Dataset listings of figures:

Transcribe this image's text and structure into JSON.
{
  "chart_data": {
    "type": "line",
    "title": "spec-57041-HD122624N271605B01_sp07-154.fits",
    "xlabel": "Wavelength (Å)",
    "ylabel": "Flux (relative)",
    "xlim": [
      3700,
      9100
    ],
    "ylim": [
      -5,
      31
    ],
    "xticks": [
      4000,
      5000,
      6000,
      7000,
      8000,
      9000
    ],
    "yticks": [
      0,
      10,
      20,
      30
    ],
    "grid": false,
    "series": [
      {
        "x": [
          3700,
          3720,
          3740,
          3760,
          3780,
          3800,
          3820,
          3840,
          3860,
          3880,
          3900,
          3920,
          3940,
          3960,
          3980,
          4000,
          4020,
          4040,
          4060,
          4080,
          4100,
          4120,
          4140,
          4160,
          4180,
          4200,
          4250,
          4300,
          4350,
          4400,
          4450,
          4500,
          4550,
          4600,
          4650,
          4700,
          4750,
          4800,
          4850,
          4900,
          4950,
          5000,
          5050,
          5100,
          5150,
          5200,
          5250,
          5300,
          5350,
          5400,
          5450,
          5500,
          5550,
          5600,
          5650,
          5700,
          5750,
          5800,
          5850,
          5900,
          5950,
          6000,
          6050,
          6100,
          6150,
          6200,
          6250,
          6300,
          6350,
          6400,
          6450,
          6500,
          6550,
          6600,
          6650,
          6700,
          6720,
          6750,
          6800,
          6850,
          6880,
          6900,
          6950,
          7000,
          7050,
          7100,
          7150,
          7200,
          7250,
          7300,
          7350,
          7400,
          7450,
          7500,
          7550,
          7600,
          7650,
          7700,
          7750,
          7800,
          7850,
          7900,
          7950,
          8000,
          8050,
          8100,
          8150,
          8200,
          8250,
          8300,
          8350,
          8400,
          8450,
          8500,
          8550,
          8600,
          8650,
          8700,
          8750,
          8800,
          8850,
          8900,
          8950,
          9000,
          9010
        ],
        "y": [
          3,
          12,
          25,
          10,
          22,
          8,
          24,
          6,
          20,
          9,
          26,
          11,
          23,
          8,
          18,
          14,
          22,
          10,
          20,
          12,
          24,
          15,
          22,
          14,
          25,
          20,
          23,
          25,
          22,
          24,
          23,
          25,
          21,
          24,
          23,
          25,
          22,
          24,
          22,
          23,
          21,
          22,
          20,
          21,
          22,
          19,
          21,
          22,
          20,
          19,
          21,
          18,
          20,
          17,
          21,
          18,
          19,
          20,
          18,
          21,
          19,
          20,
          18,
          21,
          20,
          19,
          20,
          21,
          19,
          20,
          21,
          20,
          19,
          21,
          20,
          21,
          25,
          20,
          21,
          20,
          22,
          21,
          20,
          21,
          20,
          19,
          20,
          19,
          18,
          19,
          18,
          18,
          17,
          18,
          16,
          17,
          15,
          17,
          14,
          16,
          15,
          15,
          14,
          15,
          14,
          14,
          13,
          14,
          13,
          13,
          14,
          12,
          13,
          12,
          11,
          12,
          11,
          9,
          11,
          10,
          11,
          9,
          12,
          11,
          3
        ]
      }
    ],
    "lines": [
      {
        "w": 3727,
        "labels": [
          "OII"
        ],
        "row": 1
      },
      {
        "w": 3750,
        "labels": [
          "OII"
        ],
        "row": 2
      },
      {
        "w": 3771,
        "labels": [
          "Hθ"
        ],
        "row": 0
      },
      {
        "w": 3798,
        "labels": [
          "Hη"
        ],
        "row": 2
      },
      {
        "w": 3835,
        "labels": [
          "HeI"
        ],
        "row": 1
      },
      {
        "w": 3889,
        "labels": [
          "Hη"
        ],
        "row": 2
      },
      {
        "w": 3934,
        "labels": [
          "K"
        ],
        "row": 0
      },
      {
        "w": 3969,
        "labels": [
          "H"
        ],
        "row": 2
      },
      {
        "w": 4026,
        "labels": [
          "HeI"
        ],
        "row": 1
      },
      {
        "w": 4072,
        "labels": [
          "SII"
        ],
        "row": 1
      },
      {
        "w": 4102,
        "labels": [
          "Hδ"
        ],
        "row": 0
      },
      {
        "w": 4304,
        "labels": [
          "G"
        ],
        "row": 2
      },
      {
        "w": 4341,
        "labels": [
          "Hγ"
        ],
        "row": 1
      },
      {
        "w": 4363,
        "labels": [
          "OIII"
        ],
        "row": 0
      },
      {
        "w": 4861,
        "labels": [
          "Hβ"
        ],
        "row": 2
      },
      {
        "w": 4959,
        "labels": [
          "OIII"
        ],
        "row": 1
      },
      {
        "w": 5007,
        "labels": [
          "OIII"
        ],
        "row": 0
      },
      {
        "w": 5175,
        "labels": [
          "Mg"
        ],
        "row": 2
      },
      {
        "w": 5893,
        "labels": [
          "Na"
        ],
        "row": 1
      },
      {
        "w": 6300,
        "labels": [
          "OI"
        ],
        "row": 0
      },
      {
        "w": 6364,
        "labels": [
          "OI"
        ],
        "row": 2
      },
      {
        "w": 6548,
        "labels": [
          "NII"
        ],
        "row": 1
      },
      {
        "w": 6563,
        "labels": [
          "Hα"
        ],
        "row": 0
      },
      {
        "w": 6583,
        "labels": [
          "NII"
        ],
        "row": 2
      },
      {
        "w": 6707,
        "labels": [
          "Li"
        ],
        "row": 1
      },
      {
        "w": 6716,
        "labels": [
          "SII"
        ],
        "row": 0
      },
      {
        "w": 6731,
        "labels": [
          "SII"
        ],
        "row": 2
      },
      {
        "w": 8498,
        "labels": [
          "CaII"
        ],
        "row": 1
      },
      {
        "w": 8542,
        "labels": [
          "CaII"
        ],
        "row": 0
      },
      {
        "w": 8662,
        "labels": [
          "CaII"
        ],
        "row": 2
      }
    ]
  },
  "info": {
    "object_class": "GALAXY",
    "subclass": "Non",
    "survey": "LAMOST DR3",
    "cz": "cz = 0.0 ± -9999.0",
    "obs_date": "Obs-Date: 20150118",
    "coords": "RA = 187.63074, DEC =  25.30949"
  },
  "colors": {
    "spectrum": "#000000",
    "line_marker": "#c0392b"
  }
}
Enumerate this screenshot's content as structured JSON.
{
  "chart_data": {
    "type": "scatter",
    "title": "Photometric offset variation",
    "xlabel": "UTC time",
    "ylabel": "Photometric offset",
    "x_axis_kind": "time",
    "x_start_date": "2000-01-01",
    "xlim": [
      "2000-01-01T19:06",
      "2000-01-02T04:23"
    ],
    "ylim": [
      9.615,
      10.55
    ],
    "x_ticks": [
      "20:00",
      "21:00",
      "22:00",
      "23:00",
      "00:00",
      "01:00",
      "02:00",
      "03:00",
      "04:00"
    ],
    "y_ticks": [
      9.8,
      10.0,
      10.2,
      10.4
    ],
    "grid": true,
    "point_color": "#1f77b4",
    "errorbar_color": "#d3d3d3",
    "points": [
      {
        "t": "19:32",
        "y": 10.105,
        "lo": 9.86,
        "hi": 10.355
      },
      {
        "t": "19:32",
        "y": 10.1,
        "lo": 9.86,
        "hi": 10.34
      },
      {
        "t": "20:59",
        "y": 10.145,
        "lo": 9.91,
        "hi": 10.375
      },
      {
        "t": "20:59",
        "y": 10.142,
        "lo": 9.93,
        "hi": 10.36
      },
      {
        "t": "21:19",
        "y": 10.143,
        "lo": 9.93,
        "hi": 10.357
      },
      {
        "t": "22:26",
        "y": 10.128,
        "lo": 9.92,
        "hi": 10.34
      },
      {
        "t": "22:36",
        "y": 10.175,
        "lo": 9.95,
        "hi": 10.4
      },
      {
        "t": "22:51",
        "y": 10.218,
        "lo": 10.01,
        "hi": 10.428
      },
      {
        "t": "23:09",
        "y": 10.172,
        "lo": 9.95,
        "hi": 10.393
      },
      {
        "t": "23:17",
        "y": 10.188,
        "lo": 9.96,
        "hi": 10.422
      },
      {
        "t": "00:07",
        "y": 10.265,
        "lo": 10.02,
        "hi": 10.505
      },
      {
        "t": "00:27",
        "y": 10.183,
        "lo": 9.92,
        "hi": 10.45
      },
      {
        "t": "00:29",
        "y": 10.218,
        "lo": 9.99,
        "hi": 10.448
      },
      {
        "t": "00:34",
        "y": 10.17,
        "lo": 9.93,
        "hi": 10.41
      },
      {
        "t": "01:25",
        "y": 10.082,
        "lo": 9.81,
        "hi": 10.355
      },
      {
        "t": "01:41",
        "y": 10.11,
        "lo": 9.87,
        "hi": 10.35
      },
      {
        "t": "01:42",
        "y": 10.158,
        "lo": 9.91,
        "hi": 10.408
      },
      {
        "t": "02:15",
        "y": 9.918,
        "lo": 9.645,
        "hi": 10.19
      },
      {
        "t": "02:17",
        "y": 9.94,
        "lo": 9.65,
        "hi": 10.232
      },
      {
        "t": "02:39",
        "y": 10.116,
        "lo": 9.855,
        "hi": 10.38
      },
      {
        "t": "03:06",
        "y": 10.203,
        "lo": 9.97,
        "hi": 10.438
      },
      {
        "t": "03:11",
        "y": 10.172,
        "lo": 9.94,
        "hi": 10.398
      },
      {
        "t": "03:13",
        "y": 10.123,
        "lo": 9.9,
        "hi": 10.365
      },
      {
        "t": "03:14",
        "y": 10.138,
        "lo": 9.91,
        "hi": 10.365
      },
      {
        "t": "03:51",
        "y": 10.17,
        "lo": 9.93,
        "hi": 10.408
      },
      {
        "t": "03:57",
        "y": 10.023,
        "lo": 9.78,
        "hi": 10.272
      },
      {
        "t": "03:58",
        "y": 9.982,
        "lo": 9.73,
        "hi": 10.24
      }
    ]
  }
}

## Stated goal
Keep only those lines of the records that hold "xlabel", and return them.

## Written response
    "xlabel": "Wavelength (Å)",
    "xlabel": "UTC time",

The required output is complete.